◆ WORK ITEM
Would you transcribe the entries below word for word, omitting all images?

(Records from a data collection)
******************************
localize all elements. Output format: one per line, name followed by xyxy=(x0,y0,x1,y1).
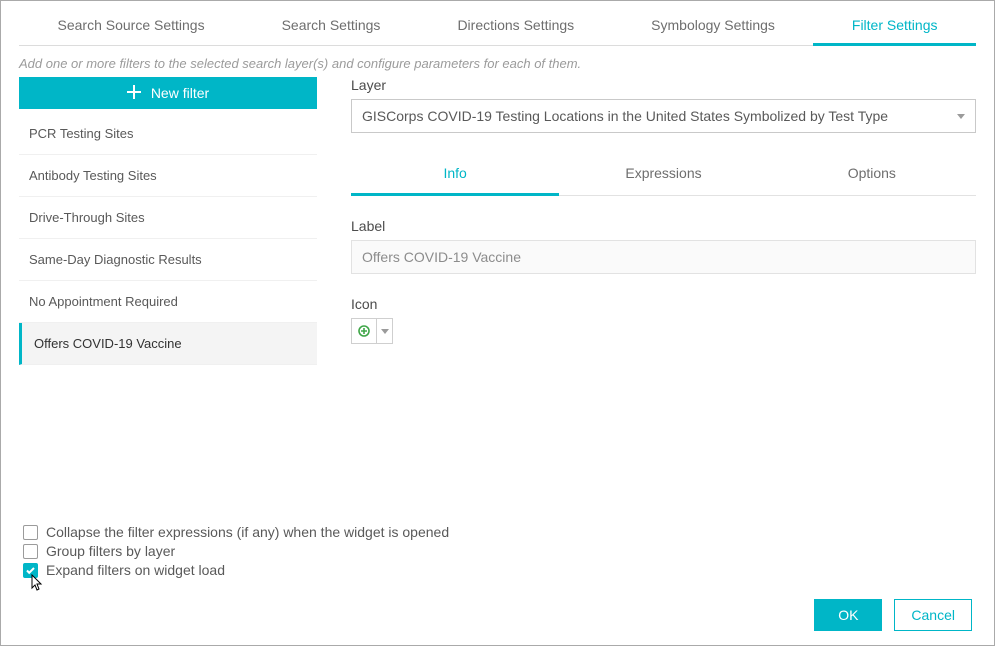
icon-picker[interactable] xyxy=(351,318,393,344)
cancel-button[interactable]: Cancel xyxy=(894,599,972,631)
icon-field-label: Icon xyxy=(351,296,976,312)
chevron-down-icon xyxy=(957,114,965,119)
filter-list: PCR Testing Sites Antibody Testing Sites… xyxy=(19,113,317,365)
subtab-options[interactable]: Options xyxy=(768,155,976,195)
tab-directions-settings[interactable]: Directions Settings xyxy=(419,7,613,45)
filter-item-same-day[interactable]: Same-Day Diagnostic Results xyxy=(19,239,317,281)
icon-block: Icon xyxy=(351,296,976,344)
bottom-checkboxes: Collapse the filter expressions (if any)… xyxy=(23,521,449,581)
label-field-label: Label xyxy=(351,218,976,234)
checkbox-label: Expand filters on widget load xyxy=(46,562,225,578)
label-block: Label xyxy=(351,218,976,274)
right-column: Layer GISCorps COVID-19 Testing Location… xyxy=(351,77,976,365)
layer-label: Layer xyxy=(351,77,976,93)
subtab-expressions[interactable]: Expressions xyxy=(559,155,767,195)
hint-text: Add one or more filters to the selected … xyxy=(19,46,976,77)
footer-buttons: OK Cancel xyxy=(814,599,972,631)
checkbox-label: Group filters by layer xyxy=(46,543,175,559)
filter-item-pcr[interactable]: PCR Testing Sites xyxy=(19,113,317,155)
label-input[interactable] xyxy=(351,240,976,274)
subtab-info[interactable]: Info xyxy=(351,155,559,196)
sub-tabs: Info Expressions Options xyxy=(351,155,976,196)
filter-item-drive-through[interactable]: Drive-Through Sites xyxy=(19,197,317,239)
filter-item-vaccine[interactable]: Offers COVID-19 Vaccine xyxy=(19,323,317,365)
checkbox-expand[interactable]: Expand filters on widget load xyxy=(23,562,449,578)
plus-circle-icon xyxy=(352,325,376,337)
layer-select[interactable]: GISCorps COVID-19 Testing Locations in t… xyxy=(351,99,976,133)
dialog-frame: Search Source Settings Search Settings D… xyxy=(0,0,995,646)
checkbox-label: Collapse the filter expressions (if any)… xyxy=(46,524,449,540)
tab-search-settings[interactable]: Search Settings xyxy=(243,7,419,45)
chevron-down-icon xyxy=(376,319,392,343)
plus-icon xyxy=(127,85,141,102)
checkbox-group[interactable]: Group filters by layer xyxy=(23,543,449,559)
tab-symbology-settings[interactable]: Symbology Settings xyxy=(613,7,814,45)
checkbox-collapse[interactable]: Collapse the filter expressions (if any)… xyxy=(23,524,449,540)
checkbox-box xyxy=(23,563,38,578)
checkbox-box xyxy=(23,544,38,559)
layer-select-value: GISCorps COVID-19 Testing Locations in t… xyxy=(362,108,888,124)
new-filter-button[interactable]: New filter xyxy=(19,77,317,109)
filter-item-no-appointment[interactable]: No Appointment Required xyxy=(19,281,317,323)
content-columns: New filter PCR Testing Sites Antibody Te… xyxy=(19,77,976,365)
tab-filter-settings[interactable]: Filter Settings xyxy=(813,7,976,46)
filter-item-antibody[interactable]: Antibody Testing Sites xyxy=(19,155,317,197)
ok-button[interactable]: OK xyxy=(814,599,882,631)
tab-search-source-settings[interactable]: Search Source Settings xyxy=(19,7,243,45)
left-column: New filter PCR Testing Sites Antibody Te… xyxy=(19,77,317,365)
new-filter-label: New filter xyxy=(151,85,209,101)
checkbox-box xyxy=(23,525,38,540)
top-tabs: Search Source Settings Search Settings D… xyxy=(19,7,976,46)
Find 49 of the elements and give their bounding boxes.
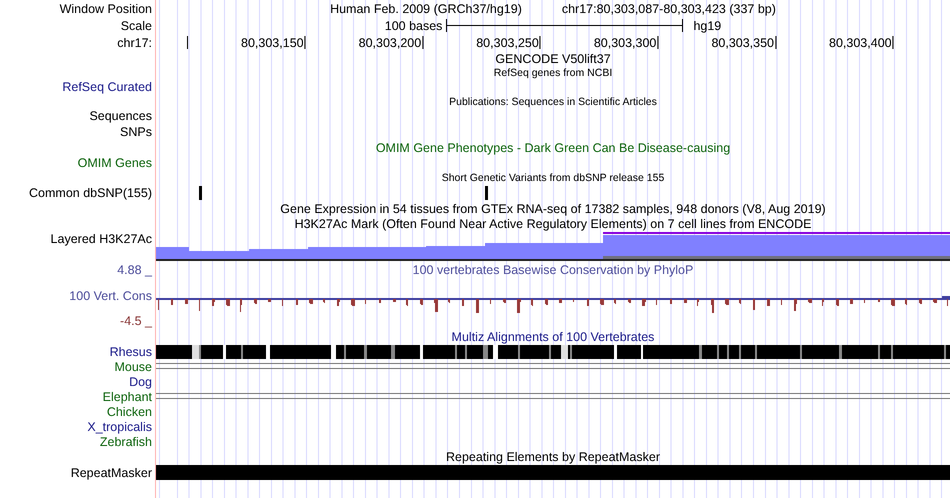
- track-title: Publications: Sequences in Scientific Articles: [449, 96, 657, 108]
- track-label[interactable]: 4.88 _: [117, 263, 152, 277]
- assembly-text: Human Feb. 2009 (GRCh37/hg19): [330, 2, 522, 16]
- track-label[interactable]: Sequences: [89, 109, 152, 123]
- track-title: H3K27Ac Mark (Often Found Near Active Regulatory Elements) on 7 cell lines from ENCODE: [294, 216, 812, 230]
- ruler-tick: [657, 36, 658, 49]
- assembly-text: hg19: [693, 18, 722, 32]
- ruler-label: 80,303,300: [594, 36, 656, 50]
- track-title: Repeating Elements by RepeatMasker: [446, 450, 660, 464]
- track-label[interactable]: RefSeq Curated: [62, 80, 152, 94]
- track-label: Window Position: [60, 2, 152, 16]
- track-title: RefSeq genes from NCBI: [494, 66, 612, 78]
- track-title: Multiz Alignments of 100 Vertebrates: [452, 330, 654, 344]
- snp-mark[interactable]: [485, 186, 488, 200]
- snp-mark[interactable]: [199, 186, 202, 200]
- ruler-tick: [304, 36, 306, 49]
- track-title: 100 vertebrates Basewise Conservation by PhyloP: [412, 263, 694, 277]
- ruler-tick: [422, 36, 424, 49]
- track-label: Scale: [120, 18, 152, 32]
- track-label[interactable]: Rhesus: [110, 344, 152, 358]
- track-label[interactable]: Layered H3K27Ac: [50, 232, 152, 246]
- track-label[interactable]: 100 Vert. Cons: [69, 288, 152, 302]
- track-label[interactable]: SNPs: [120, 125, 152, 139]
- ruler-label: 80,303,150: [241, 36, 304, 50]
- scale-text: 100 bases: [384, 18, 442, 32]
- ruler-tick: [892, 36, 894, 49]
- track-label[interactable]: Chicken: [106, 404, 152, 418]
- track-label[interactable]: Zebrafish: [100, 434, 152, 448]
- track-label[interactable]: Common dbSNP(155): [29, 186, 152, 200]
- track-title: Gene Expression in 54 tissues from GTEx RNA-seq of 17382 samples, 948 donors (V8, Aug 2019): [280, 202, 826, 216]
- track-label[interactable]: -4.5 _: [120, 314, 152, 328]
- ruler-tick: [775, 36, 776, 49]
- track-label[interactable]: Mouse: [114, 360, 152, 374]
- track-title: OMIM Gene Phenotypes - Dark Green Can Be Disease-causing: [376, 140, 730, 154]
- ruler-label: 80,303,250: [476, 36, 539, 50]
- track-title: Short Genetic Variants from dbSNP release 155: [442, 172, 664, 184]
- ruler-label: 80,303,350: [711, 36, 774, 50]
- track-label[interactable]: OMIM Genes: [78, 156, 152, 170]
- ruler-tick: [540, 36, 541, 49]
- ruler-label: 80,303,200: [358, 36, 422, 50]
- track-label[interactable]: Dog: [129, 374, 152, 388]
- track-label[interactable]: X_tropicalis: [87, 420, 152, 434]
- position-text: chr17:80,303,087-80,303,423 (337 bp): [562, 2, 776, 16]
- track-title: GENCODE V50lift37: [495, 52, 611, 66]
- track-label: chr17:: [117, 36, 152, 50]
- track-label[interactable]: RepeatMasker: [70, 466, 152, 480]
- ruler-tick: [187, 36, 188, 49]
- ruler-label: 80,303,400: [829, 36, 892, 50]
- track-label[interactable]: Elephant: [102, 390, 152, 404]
******************************
◆ RESULT FOR THIS EXERCISE
localize all elements. Output format: one per line, name followed by xyxy=(x0,y0,x1,y1).
icon-picker[interactable] xyxy=(351,318,393,344)
cancel-button[interactable]: Cancel xyxy=(894,599,972,631)
icon-field-label: Icon xyxy=(351,296,976,312)
chevron-down-icon xyxy=(957,114,965,119)
filter-list: PCR Testing Sites Antibody Testing Sites… xyxy=(19,113,317,365)
subtab-options[interactable]: Options xyxy=(768,155,976,195)
tab-directions-settings[interactable]: Directions Settings xyxy=(419,7,613,45)
filter-item-same-day[interactable]: Same-Day Diagnostic Results xyxy=(19,239,317,281)
icon-block: Icon xyxy=(351,296,976,344)
bottom-checkboxes: Collapse the filter expressions (if any)… xyxy=(23,521,449,581)
label-field-label: Label xyxy=(351,218,976,234)
checkbox-label: Expand filters on widget load xyxy=(46,562,225,578)
label-block: Label xyxy=(351,218,976,274)
right-column: Layer GISCorps COVID-19 Testing Location… xyxy=(351,77,976,365)
layer-label: Layer xyxy=(351,77,976,93)
subtab-expressions[interactable]: Expressions xyxy=(559,155,767,195)
hint-text: Add one or more filters to the selected … xyxy=(19,46,976,77)
footer-buttons: OK Cancel xyxy=(814,599,972,631)
checkbox-label: Group filters by layer xyxy=(46,543,175,559)
filter-item-pcr[interactable]: PCR Testing Sites xyxy=(19,113,317,155)
label-input[interactable] xyxy=(351,240,976,274)
subtab-info[interactable]: Info xyxy=(351,155,559,196)
sub-tabs: Info Expressions Options xyxy=(351,155,976,196)
filter-item-drive-through[interactable]: Drive-Through Sites xyxy=(19,197,317,239)
filter-item-vaccine[interactable]: Offers COVID-19 Vaccine xyxy=(19,323,317,365)
checkbox-expand[interactable]: Expand filters on widget load xyxy=(23,562,449,578)
plus-circle-icon xyxy=(352,325,376,337)
layer-select[interactable]: GISCorps COVID-19 Testing Locations in t… xyxy=(351,99,976,133)
dialog-frame: Search Source Settings Search Settings D… xyxy=(0,0,995,646)
checkbox-label: Collapse the filter expressions (if any)… xyxy=(46,524,449,540)
tab-search-settings[interactable]: Search Settings xyxy=(243,7,419,45)
chevron-down-icon xyxy=(376,319,392,343)
plus-icon xyxy=(127,85,141,102)
checkbox-group[interactable]: Group filters by layer xyxy=(23,543,449,559)
tab-symbology-settings[interactable]: Symbology Settings xyxy=(613,7,814,45)
checkbox-collapse[interactable]: Collapse the filter expressions (if any)… xyxy=(23,524,449,540)
checkbox-box xyxy=(23,563,38,578)
checkbox-box xyxy=(23,544,38,559)
layer-select-value: GISCorps COVID-19 Testing Locations in t… xyxy=(362,108,888,124)
new-filter-button[interactable]: New filter xyxy=(19,77,317,109)
filter-item-no-appointment[interactable]: No Appointment Required xyxy=(19,281,317,323)
content-columns: New filter PCR Testing Sites Antibody Te… xyxy=(19,77,976,365)
tab-filter-settings[interactable]: Filter Settings xyxy=(813,7,976,46)
filter-item-antibody[interactable]: Antibody Testing Sites xyxy=(19,155,317,197)
ok-button[interactable]: OK xyxy=(814,599,882,631)
tab-search-source-settings[interactable]: Search Source Settings xyxy=(19,7,243,45)
left-column: New filter PCR Testing Sites Antibody Te… xyxy=(19,77,317,365)
new-filter-label: New filter xyxy=(151,85,209,101)
checkbox-box xyxy=(23,525,38,540)
top-tabs: Search Source Settings Search Settings D… xyxy=(19,7,976,46)
Find 49 of the elements and give their bounding boxes.
- track-title: Publications: Sequences in Scientific Articles: [449, 96, 657, 108]
- track-label[interactable]: 4.88 _: [117, 263, 152, 277]
- assembly-text: Human Feb. 2009 (GRCh37/hg19): [330, 2, 522, 16]
- track-label[interactable]: Sequences: [89, 109, 152, 123]
- track-title: H3K27Ac Mark (Often Found Near Active Regulatory Elements) on 7 cell lines from ENCODE: [294, 216, 812, 230]
- ruler-tick: [657, 36, 658, 49]
- assembly-text: hg19: [693, 18, 722, 32]
- ruler-label: 80,303,300: [594, 36, 656, 50]
- track-title: Repeating Elements by RepeatMasker: [446, 450, 660, 464]
- track-label[interactable]: RefSeq Curated: [62, 80, 152, 94]
- track-label: Window Position: [60, 2, 152, 16]
- track-title: RefSeq genes from NCBI: [494, 66, 612, 78]
- track-title: Multiz Alignments of 100 Vertebrates: [452, 330, 654, 344]
- snp-mark[interactable]: [485, 186, 488, 200]
- snp-mark[interactable]: [199, 186, 202, 200]
- ruler-tick: [304, 36, 306, 49]
- track-title: 100 vertebrates Basewise Conservation by PhyloP: [412, 263, 694, 277]
- ruler-tick: [422, 36, 424, 49]
- track-label: Scale: [120, 18, 152, 32]
- track-label[interactable]: Rhesus: [110, 344, 152, 358]
- track-label[interactable]: Layered H3K27Ac: [50, 232, 152, 246]
- track-label[interactable]: 100 Vert. Cons: [69, 288, 152, 302]
- track-label[interactable]: SNPs: [120, 125, 152, 139]
- ruler-label: 80,303,150: [241, 36, 304, 50]
- scale-text: 100 bases: [384, 18, 442, 32]
- ruler-tick: [892, 36, 894, 49]
- track-label[interactable]: Chicken: [106, 404, 152, 418]
- track-label[interactable]: Zebrafish: [100, 434, 152, 448]
- track-label[interactable]: Common dbSNP(155): [29, 186, 152, 200]
- track-title: Gene Expression in 54 tissues from GTEx RNA-seq of 17382 samples, 948 donors (V8, Aug 2019): [280, 202, 826, 216]
- track-label[interactable]: -4.5 _: [120, 314, 152, 328]
- ruler-tick: [775, 36, 776, 49]
- track-label[interactable]: Mouse: [114, 360, 152, 374]
- track-title: OMIM Gene Phenotypes - Dark Green Can Be Disease-causing: [376, 140, 730, 154]
- ruler-label: 80,303,250: [476, 36, 539, 50]
- track-title: Short Genetic Variants from dbSNP release 155: [442, 172, 664, 184]
- ruler-label: 80,303,350: [711, 36, 774, 50]
- track-label[interactable]: OMIM Genes: [78, 156, 152, 170]
- ruler-tick: [540, 36, 541, 49]
- ruler-label: 80,303,200: [358, 36, 422, 50]
- track-label[interactable]: Dog: [129, 374, 152, 388]
- track-label[interactable]: X_tropicalis: [87, 420, 152, 434]
- position-text: chr17:80,303,087-80,303,423 (337 bp): [562, 2, 776, 16]
- track-title: GENCODE V50lift37: [495, 52, 611, 66]
- track-label: chr17:: [117, 36, 152, 50]
- track-label[interactable]: RepeatMasker: [70, 466, 152, 480]
- ruler-tick: [187, 36, 188, 49]
- ruler-label: 80,303,400: [829, 36, 892, 50]
- track-label[interactable]: Elephant: [102, 390, 152, 404]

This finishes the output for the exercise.